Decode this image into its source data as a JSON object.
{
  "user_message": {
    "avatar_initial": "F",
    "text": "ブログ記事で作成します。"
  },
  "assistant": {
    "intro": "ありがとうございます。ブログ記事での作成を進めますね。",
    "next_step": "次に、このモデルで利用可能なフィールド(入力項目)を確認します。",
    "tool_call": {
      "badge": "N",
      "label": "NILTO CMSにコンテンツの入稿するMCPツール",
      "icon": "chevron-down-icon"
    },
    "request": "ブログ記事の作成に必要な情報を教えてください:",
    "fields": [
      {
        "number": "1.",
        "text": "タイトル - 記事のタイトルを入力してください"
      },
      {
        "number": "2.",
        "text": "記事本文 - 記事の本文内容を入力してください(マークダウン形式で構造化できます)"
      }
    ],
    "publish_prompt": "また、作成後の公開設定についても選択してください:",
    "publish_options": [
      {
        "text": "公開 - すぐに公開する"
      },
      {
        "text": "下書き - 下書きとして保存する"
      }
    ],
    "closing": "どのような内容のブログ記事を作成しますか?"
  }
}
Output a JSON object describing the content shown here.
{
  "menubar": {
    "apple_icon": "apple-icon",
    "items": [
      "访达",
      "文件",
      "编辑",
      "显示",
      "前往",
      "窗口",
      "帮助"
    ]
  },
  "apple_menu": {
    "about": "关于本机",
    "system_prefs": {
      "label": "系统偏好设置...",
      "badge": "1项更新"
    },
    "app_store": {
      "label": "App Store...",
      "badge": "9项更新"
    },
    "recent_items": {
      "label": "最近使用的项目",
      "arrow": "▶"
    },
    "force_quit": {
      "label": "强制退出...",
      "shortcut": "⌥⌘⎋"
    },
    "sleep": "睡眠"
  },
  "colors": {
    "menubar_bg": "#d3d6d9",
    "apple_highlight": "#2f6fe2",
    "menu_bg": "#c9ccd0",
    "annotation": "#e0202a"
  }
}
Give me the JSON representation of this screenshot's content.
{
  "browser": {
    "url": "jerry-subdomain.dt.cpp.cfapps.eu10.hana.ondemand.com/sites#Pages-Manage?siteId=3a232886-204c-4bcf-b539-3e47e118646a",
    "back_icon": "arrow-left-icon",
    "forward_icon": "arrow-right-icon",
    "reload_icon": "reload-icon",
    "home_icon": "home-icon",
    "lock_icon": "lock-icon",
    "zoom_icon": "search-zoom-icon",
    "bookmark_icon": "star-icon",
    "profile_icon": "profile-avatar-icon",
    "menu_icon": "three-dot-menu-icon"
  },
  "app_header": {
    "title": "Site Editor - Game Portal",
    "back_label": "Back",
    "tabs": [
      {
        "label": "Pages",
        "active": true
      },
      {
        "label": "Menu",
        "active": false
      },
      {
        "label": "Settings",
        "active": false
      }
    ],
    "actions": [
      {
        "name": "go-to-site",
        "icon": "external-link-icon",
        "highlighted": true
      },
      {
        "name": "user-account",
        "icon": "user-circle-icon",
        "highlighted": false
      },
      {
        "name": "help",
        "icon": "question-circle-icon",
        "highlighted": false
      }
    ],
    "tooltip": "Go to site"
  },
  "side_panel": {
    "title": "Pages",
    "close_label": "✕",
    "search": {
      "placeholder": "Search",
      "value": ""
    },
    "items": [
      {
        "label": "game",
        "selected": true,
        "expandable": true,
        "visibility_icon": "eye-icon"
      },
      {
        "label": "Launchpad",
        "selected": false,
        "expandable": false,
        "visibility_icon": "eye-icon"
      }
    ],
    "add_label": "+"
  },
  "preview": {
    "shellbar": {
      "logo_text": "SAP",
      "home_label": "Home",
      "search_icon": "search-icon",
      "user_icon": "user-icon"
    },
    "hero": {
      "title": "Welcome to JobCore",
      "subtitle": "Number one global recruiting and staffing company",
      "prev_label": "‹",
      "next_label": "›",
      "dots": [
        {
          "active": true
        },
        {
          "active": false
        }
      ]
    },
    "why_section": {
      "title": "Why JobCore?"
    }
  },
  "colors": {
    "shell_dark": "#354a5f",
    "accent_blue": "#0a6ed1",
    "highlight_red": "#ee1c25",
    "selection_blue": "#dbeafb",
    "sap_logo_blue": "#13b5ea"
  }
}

· · ·

- **GIVEN TASK**: Go through the records above and retype each one exactly.

- **RESULT OF THIS EXERCISE**:
Decode this image into its source data as a JSON object.
{
  "user_message": {
    "avatar_initial": "F",
    "text": "ブログ記事で作成します。"
  },
  "assistant": {
    "intro": "ありがとうございます。ブログ記事での作成を進めますね。",
    "next_step": "次に、このモデルで利用可能なフィールド(入力項目)を確認します。",
    "tool_call": {
      "badge": "N",
      "label": "NILTO CMSにコンテンツの入稿するMCPツール",
      "icon": "chevron-down-icon"
    },
    "request": "ブログ記事の作成に必要な情報を教えてください:",
    "fields": [
      {
        "number": "1.",
        "text": "タイトル - 記事のタイトルを入力してください"
      },
      {
        "number": "2.",
        "text": "記事本文 - 記事の本文内容を入力してください(マークダウン形式で構造化できます)"
      }
    ],
    "publish_prompt": "また、作成後の公開設定についても選択してください:",
    "publish_options": [
      {
        "text": "公開 - すぐに公開する"
      },
      {
        "text": "下書き - 下書きとして保存する"
      }
    ],
    "closing": "どのような内容のブログ記事を作成しますか?"
  }
}
Output a JSON object describing the content shown here.
{
  "menubar": {
    "apple_icon": "apple-icon",
    "items": [
      "访达",
      "文件",
      "编辑",
      "显示",
      "前往",
      "窗口",
      "帮助"
    ]
  },
  "apple_menu": {
    "about": "关于本机",
    "system_prefs": {
      "label": "系统偏好设置...",
      "badge": "1项更新"
    },
    "app_store": {
      "label": "App Store...",
      "badge": "9项更新"
    },
    "recent_items": {
      "label": "最近使用的项目",
      "arrow": "▶"
    },
    "force_quit": {
      "label": "强制退出...",
      "shortcut": "⌥⌘⎋"
    },
    "sleep": "睡眠"
  },
  "colors": {
    "menubar_bg": "#d3d6d9",
    "apple_highlight": "#2f6fe2",
    "menu_bg": "#c9ccd0",
    "annotation": "#e0202a"
  }
}
Give me the JSON representation of this screenshot's content.
{
  "browser": {
    "url": "jerry-subdomain.dt.cpp.cfapps.eu10.hana.ondemand.com/sites#Pages-Manage?siteId=3a232886-204c-4bcf-b539-3e47e118646a",
    "back_icon": "arrow-left-icon",
    "forward_icon": "arrow-right-icon",
    "reload_icon": "reload-icon",
    "home_icon": "home-icon",
    "lock_icon": "lock-icon",
    "zoom_icon": "search-zoom-icon",
    "bookmark_icon": "star-icon",
    "profile_icon": "profile-avatar-icon",
    "menu_icon": "three-dot-menu-icon"
  },
  "app_header": {
    "title": "Site Editor - Game Portal",
    "back_label": "Back",
    "tabs": [
      {
        "label": "Pages",
        "active": true
      },
      {
        "label": "Menu",
        "active": false
      },
      {
        "label": "Settings",
        "active": false
      }
    ],
    "actions": [
      {
        "name": "go-to-site",
        "icon": "external-link-icon",
        "highlighted": true
      },
      {
        "name": "user-account",
        "icon": "user-circle-icon",
        "highlighted": false
      },
      {
        "name": "help",
        "icon": "question-circle-icon",
        "highlighted": false
      }
    ],
    "tooltip": "Go to site"
  },
  "side_panel": {
    "title": "Pages",
    "close_label": "✕",
    "search": {
      "placeholder": "Search",
      "value": ""
    },
    "items": [
      {
        "label": "game",
        "selected": true,
        "expandable": true,
        "visibility_icon": "eye-icon"
      },
      {
        "label": "Launchpad",
        "selected": false,
        "expandable": false,
        "visibility_icon": "eye-icon"
      }
    ],
    "add_label": "+"
  },
  "preview": {
    "shellbar": {
      "logo_text": "SAP",
      "home_label": "Home",
      "search_icon": "search-icon",
      "user_icon": "user-icon"
    },
    "hero": {
      "title": "Welcome to JobCore",
      "subtitle": "Number one global recruiting and staffing company",
      "prev_label": "‹",
      "next_label": "›",
      "dots": [
        {
          "active": true
        },
        {
          "active": false
        }
      ]
    },
    "why_section": {
      "title": "Why JobCore?"
    }
  },
  "colors": {
    "shell_dark": "#354a5f",
    "accent_blue": "#0a6ed1",
    "highlight_red": "#ee1c25",
    "selection_blue": "#dbeafb",
    "sap_logo_blue": "#13b5ea"
  }
}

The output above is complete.